Extracts from a graphics dataset
□ □ □
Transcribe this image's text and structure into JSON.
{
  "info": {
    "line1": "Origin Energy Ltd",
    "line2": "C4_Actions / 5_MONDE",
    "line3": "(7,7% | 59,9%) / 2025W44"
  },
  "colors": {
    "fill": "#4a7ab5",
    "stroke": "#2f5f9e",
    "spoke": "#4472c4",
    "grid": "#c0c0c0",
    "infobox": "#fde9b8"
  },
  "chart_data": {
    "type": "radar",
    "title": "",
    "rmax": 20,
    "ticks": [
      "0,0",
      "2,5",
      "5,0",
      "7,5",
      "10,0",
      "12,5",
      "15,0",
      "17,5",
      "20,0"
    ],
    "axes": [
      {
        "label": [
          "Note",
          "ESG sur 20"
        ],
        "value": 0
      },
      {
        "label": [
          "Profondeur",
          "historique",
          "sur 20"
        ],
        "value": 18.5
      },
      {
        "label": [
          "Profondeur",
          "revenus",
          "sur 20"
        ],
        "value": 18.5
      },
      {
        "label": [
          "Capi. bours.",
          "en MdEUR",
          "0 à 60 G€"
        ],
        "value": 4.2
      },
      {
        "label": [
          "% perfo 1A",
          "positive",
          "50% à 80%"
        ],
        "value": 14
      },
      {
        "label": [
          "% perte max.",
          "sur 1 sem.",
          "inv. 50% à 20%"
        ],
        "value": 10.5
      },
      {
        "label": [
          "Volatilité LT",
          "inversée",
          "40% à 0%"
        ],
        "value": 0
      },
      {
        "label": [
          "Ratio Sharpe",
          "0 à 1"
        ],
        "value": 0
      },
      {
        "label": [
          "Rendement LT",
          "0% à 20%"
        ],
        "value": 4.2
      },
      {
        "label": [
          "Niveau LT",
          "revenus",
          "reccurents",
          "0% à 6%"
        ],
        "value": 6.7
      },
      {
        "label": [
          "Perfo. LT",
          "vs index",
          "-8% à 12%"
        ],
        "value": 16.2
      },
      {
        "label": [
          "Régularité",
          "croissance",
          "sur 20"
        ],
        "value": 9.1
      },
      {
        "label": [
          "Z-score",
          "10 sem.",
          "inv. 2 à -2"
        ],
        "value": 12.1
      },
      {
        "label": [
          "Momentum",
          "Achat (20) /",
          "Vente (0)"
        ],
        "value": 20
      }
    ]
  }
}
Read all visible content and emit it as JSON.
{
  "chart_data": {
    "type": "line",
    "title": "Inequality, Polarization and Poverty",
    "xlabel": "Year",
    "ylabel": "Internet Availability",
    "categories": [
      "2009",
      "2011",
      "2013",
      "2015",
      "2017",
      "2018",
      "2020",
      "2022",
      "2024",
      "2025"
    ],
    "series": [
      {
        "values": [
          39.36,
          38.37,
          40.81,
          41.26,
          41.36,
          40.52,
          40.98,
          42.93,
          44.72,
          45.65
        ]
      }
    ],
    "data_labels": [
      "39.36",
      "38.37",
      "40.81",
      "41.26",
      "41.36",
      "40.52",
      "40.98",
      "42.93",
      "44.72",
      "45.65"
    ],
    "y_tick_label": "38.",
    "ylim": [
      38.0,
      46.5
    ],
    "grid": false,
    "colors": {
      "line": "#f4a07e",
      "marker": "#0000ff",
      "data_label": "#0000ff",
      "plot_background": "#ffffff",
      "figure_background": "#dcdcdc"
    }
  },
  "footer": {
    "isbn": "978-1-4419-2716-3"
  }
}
□ □ □
> [PROBLEM TO SOLVE]
Make an exact copy of the records.

> [SOLUTION FOR THIS TASK]
Transcribe this image's text and structure into JSON.
{
  "info": {
    "line1": "Origin Energy Ltd",
    "line2": "C4_Actions / 5_MONDE",
    "line3": "(7,7% | 59,9%) / 2025W44"
  },
  "colors": {
    "fill": "#4a7ab5",
    "stroke": "#2f5f9e",
    "spoke": "#4472c4",
    "grid": "#c0c0c0",
    "infobox": "#fde9b8"
  },
  "chart_data": {
    "type": "radar",
    "title": "",
    "rmax": 20,
    "ticks": [
      "0,0",
      "2,5",
      "5,0",
      "7,5",
      "10,0",
      "12,5",
      "15,0",
      "17,5",
      "20,0"
    ],
    "axes": [
      {
        "label": [
          "Note",
          "ESG sur 20"
        ],
        "value": 0
      },
      {
        "label": [
          "Profondeur",
          "historique",
          "sur 20"
        ],
        "value": 18.5
      },
      {
        "label": [
          "Profondeur",
          "revenus",
          "sur 20"
        ],
        "value": 18.5
      },
      {
        "label": [
          "Capi. bours.",
          "en MdEUR",
          "0 à 60 G€"
        ],
        "value": 4.2
      },
      {
        "label": [
          "% perfo 1A",
          "positive",
          "50% à 80%"
        ],
        "value": 14
      },
      {
        "label": [
          "% perte max.",
          "sur 1 sem.",
          "inv. 50% à 20%"
        ],
        "value": 10.5
      },
      {
        "label": [
          "Volatilité LT",
          "inversée",
          "40% à 0%"
        ],
        "value": 0
      },
      {
        "label": [
          "Ratio Sharpe",
          "0 à 1"
        ],
        "value": 0
      },
      {
        "label": [
          "Rendement LT",
          "0% à 20%"
        ],
        "value": 4.2
      },
      {
        "label": [
          "Niveau LT",
          "revenus",
          "reccurents",
          "0% à 6%"
        ],
        "value": 6.7
      },
      {
        "label": [
          "Perfo. LT",
          "vs index",
          "-8% à 12%"
        ],
        "value": 16.2
      },
      {
        "label": [
          "Régularité",
          "croissance",
          "sur 20"
        ],
        "value": 9.1
      },
      {
        "label": [
          "Z-score",
          "10 sem.",
          "inv. 2 à -2"
        ],
        "value": 12.1
      },
      {
        "label": [
          "Momentum",
          "Achat (20) /",
          "Vente (0)"
        ],
        "value": 20
      }
    ]
  }
}
Read all visible content and emit it as JSON.
{
  "chart_data": {
    "type": "line",
    "title": "Inequality, Polarization and Poverty",
    "xlabel": "Year",
    "ylabel": "Internet Availability",
    "categories": [
      "2009",
      "2011",
      "2013",
      "2015",
      "2017",
      "2018",
      "2020",
      "2022",
      "2024",
      "2025"
    ],
    "series": [
      {
        "values": [
          39.36,
          38.37,
          40.81,
          41.26,
          41.36,
          40.52,
          40.98,
          42.93,
          44.72,
          45.65
        ]
      }
    ],
    "data_labels": [
      "39.36",
      "38.37",
      "40.81",
      "41.26",
      "41.36",
      "40.52",
      "40.98",
      "42.93",
      "44.72",
      "45.65"
    ],
    "y_tick_label": "38.",
    "ylim": [
      38.0,
      46.5
    ],
    "grid": false,
    "colors": {
      "line": "#f4a07e",
      "marker": "#0000ff",
      "data_label": "#0000ff",
      "plot_background": "#ffffff",
      "figure_background": "#dcdcdc"
    }
  },
  "footer": {
    "isbn": "978-1-4419-2716-3"
  }
}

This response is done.